(Saved entries)
>> START

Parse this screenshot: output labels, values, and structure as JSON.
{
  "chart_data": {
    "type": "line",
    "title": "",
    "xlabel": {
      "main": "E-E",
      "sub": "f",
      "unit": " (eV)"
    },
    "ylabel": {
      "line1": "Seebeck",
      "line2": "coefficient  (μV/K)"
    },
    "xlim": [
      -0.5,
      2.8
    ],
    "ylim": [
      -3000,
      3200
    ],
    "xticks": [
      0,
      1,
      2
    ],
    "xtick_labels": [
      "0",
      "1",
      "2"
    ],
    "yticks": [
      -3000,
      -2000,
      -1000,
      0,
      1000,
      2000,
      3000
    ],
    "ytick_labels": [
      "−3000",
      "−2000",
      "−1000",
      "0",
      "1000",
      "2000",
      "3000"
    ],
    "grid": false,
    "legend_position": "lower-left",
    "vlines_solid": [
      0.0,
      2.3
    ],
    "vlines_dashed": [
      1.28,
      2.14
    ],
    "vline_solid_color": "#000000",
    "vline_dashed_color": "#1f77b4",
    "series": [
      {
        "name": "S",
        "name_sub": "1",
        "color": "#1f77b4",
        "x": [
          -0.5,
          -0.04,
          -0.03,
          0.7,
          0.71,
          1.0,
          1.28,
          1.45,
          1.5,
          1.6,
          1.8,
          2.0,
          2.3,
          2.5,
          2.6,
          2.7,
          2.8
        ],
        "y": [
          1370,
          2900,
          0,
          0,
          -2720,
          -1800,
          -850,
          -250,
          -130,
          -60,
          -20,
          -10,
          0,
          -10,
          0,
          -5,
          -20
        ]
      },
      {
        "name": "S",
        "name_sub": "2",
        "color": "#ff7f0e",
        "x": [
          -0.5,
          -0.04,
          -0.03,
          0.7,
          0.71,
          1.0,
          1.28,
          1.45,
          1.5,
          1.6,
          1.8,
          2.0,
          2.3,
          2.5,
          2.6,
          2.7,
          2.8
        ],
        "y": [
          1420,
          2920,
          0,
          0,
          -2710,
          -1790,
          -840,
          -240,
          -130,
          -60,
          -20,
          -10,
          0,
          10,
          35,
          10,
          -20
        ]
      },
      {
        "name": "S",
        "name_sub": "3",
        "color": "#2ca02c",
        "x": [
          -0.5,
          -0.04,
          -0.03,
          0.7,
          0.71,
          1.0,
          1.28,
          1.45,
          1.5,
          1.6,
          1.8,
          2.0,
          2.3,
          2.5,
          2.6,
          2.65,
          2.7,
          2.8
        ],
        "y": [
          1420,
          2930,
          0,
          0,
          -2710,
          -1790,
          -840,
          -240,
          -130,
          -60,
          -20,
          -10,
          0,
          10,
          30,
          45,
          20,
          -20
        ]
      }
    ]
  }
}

>> END

Given request:
Extract each line from the listing above, please, and repeat it exactly.

The response:
Parse this screenshot: output labels, values, and structure as JSON.
{
  "chart_data": {
    "type": "line",
    "title": "",
    "xlabel": {
      "main": "E-E",
      "sub": "f",
      "unit": " (eV)"
    },
    "ylabel": {
      "line1": "Seebeck",
      "line2": "coefficient  (μV/K)"
    },
    "xlim": [
      -0.5,
      2.8
    ],
    "ylim": [
      -3000,
      3200
    ],
    "xticks": [
      0,
      1,
      2
    ],
    "xtick_labels": [
      "0",
      "1",
      "2"
    ],
    "yticks": [
      -3000,
      -2000,
      -1000,
      0,
      1000,
      2000,
      3000
    ],
    "ytick_labels": [
      "−3000",
      "−2000",
      "−1000",
      "0",
      "1000",
      "2000",
      "3000"
    ],
    "grid": false,
    "legend_position": "lower-left",
    "vlines_solid": [
      0.0,
      2.3
    ],
    "vlines_dashed": [
      1.28,
      2.14
    ],
    "vline_solid_color": "#000000",
    "vline_dashed_color": "#1f77b4",
    "series": [
      {
        "name": "S",
        "name_sub": "1",
        "color": "#1f77b4",
        "x": [
          -0.5,
          -0.04,
          -0.03,
          0.7,
          0.71,
          1.0,
          1.28,
          1.45,
          1.5,
          1.6,
          1.8,
          2.0,
          2.3,
          2.5,
          2.6,
          2.7,
          2.8
        ],
        "y": [
          1370,
          2900,
          0,
          0,
          -2720,
          -1800,
          -850,
          -250,
          -130,
          -60,
          -20,
          -10,
          0,
          -10,
          0,
          -5,
          -20
        ]
      },
      {
        "name": "S",
        "name_sub": "2",
        "color": "#ff7f0e",
        "x": [
          -0.5,
          -0.04,
          -0.03,
          0.7,
          0.71,
          1.0,
          1.28,
          1.45,
          1.5,
          1.6,
          1.8,
          2.0,
          2.3,
          2.5,
          2.6,
          2.7,
          2.8
        ],
        "y": [
          1420,
          2920,
          0,
          0,
          -2710,
          -1790,
          -840,
          -240,
          -130,
          -60,
          -20,
          -10,
          0,
          10,
          35,
          10,
          -20
        ]
      },
      {
        "name": "S",
        "name_sub": "3",
        "color": "#2ca02c",
        "x": [
          -0.5,
          -0.04,
          -0.03,
          0.7,
          0.71,
          1.0,
          1.28,
          1.45,
          1.5,
          1.6,
          1.8,
          2.0,
          2.3,
          2.5,
          2.6,
          2.65,
          2.7,
          2.8
        ],
        "y": [
          1420,
          2930,
          0,
          0,
          -2710,
          -1790,
          -840,
          -240,
          -130,
          -60,
          -20,
          -10,
          0,
          10,
          30,
          45,
          20,
          -20
        ]
      }
    ]
  }
}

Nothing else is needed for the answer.